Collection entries
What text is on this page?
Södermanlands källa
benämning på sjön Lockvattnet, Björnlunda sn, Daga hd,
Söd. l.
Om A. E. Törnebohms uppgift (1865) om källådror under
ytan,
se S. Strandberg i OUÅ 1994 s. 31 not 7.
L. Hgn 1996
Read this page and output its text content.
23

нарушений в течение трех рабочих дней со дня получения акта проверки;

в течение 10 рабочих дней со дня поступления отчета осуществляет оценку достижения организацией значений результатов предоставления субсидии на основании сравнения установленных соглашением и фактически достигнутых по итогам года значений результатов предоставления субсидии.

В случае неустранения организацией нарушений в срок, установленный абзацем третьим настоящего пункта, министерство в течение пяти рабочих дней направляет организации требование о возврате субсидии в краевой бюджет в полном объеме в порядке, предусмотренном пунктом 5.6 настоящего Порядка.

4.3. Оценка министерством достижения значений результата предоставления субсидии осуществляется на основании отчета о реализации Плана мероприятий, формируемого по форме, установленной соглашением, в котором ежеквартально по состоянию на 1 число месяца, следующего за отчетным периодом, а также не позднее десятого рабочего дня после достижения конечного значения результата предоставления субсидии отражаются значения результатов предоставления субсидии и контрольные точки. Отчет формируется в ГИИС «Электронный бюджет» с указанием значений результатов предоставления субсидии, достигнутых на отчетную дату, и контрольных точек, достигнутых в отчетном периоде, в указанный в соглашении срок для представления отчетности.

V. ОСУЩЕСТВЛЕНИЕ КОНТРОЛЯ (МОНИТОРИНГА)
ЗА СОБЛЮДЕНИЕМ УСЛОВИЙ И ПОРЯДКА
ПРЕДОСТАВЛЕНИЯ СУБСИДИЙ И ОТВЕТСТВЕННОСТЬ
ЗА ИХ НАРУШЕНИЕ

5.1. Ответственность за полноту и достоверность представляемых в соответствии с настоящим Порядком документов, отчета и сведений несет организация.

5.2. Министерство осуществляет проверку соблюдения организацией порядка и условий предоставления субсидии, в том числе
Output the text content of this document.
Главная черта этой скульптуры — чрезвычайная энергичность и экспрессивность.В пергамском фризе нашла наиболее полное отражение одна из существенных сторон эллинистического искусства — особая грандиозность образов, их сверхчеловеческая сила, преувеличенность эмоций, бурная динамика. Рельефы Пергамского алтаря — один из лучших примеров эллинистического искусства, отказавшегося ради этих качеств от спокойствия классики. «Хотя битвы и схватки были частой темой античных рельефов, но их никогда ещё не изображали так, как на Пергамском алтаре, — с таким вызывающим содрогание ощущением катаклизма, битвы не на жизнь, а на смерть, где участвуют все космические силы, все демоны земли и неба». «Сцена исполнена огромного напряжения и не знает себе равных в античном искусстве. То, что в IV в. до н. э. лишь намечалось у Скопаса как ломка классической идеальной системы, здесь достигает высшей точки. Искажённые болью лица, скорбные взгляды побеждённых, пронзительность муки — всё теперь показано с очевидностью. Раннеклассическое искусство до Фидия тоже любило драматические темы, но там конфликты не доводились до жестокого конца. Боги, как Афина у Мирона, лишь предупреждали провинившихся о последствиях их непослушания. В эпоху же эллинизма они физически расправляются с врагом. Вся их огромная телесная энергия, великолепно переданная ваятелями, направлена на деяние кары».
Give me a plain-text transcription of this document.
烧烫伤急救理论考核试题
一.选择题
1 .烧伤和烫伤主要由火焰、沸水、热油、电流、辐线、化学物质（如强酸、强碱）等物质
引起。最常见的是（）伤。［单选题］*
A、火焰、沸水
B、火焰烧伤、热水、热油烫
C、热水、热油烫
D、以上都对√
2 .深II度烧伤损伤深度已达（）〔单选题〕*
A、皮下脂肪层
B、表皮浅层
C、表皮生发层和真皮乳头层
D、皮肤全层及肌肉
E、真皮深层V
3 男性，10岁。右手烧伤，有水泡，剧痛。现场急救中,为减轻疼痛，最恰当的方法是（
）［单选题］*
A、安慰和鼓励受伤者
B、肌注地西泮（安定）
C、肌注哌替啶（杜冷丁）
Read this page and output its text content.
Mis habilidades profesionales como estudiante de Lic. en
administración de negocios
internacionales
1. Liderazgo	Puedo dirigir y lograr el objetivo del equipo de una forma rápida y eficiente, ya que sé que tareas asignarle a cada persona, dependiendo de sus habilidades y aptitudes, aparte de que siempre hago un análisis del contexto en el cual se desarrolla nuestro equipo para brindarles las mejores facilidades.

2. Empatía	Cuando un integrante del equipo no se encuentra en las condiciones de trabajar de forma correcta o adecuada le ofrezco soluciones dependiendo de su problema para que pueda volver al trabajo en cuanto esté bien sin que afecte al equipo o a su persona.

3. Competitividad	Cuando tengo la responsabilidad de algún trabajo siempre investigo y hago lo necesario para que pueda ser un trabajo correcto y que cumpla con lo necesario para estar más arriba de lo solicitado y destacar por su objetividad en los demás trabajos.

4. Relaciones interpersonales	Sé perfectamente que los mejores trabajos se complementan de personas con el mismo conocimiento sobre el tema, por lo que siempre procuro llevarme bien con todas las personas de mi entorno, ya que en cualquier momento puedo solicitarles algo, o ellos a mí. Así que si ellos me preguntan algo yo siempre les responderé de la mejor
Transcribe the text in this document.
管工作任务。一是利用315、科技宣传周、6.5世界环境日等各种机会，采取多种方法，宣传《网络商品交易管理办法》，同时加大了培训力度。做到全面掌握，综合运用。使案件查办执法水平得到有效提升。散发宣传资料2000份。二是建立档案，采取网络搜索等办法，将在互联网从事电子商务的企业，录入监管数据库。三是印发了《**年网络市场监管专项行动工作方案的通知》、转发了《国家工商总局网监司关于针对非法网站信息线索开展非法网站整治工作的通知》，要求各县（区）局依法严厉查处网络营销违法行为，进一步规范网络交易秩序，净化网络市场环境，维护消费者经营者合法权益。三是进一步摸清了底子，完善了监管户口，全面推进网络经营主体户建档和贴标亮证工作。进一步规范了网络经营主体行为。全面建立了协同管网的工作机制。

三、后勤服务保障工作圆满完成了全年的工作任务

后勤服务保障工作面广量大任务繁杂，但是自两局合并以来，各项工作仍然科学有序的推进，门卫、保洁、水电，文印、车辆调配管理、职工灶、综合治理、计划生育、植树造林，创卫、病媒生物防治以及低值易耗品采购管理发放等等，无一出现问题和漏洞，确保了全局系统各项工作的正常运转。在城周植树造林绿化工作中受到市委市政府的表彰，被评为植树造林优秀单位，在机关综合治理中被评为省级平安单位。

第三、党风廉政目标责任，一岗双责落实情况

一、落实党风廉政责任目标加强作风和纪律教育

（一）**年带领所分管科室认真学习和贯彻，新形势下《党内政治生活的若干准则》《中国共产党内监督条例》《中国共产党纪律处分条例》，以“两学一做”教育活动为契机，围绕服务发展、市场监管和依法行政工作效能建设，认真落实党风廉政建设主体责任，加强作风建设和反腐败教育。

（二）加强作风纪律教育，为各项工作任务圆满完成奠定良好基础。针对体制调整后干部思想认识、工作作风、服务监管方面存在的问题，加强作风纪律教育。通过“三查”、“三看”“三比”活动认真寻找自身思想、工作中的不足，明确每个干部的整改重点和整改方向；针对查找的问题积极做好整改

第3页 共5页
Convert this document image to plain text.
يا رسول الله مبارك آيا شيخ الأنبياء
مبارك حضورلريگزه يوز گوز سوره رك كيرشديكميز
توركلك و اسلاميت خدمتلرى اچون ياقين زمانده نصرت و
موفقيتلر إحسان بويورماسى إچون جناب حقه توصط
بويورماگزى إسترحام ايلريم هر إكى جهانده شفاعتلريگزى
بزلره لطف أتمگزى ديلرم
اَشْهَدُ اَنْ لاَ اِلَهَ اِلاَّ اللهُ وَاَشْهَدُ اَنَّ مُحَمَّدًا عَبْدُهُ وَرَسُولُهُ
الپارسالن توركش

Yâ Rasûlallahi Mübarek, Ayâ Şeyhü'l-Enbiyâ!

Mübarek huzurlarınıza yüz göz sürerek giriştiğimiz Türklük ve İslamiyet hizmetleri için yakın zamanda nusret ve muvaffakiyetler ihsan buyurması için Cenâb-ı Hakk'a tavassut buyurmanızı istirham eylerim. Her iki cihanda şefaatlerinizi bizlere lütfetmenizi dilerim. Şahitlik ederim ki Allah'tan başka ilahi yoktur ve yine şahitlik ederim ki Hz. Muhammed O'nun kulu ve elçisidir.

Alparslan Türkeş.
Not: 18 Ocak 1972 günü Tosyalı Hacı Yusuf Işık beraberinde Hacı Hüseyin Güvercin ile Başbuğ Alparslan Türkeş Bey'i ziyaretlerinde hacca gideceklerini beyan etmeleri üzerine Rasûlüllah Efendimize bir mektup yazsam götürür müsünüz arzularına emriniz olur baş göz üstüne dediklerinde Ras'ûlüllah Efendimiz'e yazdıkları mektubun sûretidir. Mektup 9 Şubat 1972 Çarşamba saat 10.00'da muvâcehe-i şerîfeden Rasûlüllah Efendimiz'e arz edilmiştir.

## What is expected
Please retype, exactly as written, every line from the line containing "Convert this document image to plain text." through the last line of the records above, including both of those lines, and nothing else.

## Response to the task
Convert this document image to plain text.
يا رسول الله مبارك آيا شيخ الأنبياء
مبارك حضورلريگزه يوز گوز سوره رك كيرشديكميز
توركلك و اسلاميت خدمتلرى اچون ياقين زمانده نصرت و
موفقيتلر إحسان بويورماسى إچون جناب حقه توصط
بويورماگزى إسترحام ايلريم هر إكى جهانده شفاعتلريگزى
بزلره لطف أتمگزى ديلرم
اَشْهَدُ اَنْ لاَ اِلَهَ اِلاَّ اللهُ وَاَشْهَدُ اَنَّ مُحَمَّدًا عَبْدُهُ وَرَسُولُهُ
الپارسالن توركش

Yâ Rasûlallahi Mübarek, Ayâ Şeyhü'l-Enbiyâ!

Mübarek huzurlarınıza yüz göz sürerek giriştiğimiz Türklük ve İslamiyet hizmetleri için yakın zamanda nusret ve muvaffakiyetler ihsan buyurması için Cenâb-ı Hakk'a tavassut buyurmanızı istirham eylerim. Her iki cihanda şefaatlerinizi bizlere lütfetmenizi dilerim. Şahitlik ederim ki Allah'tan başka ilahi yoktur ve yine şahitlik ederim ki Hz. Muhammed O'nun kulu ve elçisidir.

Alparslan Türkeş.
Not: 18 Ocak 1972 günü Tosyalı Hacı Yusuf Işık beraberinde Hacı Hüseyin Güvercin ile Başbuğ Alparslan Türkeş Bey'i ziyaretlerinde hacca gideceklerini beyan etmeleri üzerine Rasûlüllah Efendimize bir mektup yazsam götürür müsünüz arzularına emriniz olur baş göz üstüne dediklerinde Ras'ûlüllah Efendimiz'e yazdıkları mektubun sûretidir. Mektup 9 Şubat 1972 Çarşamba saat 10.00'da muvâcehe-i şerîfeden Rasûlüllah Efendimiz'e arz edilmiştir.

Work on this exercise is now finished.